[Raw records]
-=-=-
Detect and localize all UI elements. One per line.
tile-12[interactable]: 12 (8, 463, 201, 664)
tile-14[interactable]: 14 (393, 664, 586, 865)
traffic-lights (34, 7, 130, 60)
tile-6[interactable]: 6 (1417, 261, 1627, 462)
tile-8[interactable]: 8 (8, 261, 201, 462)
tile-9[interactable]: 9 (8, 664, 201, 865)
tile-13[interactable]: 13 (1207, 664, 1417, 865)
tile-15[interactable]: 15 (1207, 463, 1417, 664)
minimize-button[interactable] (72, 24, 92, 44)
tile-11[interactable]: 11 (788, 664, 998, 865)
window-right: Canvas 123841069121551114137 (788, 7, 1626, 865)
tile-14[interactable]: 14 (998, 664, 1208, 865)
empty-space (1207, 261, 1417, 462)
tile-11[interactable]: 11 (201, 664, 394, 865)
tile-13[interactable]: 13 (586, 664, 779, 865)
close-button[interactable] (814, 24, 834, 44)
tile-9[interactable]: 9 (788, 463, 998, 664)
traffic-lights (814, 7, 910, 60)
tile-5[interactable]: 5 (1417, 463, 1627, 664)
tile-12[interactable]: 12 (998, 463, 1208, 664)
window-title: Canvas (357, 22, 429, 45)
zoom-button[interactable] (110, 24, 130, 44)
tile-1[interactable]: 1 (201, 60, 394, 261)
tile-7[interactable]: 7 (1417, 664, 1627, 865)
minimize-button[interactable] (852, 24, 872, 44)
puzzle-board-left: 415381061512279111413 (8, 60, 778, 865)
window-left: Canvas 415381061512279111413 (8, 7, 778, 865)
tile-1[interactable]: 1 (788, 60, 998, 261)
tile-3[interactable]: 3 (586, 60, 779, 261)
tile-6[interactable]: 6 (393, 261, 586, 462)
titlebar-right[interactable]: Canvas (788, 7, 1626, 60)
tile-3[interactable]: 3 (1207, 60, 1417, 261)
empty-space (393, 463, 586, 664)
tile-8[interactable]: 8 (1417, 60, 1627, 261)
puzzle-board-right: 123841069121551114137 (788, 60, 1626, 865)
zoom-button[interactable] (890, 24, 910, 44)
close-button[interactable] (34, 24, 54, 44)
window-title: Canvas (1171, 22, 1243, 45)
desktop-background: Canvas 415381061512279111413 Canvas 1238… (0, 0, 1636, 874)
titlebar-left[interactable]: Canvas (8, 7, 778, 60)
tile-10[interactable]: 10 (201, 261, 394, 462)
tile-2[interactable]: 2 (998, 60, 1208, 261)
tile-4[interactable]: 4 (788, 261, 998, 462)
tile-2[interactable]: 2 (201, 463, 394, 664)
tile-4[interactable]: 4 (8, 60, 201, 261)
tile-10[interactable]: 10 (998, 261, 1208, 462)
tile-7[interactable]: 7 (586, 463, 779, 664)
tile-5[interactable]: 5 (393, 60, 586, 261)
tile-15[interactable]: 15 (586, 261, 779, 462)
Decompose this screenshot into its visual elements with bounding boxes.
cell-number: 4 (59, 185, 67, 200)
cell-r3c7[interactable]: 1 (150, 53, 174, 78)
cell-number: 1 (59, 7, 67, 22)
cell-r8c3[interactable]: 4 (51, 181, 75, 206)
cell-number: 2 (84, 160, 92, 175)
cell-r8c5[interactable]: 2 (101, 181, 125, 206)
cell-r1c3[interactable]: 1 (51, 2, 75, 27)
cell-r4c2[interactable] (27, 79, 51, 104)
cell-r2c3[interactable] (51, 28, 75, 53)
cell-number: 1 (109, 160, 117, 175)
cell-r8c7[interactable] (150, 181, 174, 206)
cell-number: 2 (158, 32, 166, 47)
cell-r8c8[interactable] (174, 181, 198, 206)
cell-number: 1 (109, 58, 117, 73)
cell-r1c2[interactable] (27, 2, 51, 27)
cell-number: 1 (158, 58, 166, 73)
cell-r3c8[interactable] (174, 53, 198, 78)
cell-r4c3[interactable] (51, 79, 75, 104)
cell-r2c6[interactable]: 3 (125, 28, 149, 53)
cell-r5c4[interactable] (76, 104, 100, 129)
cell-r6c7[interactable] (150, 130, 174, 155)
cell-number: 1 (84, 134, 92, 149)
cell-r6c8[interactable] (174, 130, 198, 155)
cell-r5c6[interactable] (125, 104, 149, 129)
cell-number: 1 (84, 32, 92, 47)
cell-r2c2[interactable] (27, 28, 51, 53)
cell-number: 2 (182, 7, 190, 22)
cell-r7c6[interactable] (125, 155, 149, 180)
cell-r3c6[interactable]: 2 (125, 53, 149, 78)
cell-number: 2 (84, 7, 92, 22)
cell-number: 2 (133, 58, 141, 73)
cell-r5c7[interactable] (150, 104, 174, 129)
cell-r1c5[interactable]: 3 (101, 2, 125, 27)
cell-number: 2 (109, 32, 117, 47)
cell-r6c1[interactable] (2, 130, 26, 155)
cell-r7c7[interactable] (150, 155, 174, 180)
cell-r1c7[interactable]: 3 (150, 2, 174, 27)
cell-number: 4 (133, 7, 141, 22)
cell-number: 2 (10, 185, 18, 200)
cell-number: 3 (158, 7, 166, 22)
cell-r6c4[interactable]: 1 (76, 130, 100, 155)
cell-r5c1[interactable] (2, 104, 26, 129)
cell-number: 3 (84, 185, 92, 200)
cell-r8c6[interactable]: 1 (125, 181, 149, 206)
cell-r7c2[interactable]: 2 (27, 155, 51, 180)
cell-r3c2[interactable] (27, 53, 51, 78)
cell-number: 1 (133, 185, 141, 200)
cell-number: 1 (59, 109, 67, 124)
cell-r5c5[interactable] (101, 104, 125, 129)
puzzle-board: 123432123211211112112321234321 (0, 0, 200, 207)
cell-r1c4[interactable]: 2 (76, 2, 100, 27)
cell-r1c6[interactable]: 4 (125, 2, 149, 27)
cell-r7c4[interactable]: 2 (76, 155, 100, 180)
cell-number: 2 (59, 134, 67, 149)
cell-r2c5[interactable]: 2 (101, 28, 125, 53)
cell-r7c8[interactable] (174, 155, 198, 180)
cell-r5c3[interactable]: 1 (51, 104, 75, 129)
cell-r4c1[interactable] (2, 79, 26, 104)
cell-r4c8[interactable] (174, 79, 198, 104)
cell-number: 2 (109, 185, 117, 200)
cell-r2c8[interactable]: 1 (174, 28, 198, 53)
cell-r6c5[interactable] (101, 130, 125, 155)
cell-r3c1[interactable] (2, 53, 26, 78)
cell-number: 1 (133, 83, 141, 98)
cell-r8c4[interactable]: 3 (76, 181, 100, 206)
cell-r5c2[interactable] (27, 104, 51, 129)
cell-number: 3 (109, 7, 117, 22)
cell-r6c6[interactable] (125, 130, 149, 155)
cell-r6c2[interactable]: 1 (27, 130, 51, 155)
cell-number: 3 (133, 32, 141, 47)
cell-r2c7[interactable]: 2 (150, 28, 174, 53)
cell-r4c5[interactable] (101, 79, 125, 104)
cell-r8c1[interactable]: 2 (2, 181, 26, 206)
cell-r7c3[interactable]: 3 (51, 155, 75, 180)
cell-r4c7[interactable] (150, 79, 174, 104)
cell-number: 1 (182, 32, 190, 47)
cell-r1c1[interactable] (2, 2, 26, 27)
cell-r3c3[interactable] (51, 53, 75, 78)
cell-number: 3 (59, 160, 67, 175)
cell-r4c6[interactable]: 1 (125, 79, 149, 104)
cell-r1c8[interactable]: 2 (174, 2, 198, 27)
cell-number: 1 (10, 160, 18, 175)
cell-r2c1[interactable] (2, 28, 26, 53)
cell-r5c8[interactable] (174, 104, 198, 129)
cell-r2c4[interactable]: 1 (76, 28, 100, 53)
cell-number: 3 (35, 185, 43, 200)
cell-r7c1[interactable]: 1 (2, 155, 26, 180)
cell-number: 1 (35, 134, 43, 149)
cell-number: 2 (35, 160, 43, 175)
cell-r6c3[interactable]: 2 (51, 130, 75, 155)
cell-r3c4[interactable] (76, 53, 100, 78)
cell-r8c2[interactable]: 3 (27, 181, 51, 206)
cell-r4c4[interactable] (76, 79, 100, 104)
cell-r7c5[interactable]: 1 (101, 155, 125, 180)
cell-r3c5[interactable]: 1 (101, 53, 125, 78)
-=-=-
YOUR TASK: Quote the data above word for word, from its first line up to and including the line with "empty-space (1207, 261, 1417, 462)".

RESULT:
Detect and localize all UI elements. One per line.
tile-12[interactable]: 12 (8, 463, 201, 664)
tile-14[interactable]: 14 (393, 664, 586, 865)
traffic-lights (34, 7, 130, 60)
tile-6[interactable]: 6 (1417, 261, 1627, 462)
tile-8[interactable]: 8 (8, 261, 201, 462)
tile-9[interactable]: 9 (8, 664, 201, 865)
tile-13[interactable]: 13 (1207, 664, 1417, 865)
tile-15[interactable]: 15 (1207, 463, 1417, 664)
minimize-button[interactable] (72, 24, 92, 44)
tile-11[interactable]: 11 (788, 664, 998, 865)
window-right: Canvas 123841069121551114137 (788, 7, 1626, 865)
tile-14[interactable]: 14 (998, 664, 1208, 865)
empty-space (1207, 261, 1417, 462)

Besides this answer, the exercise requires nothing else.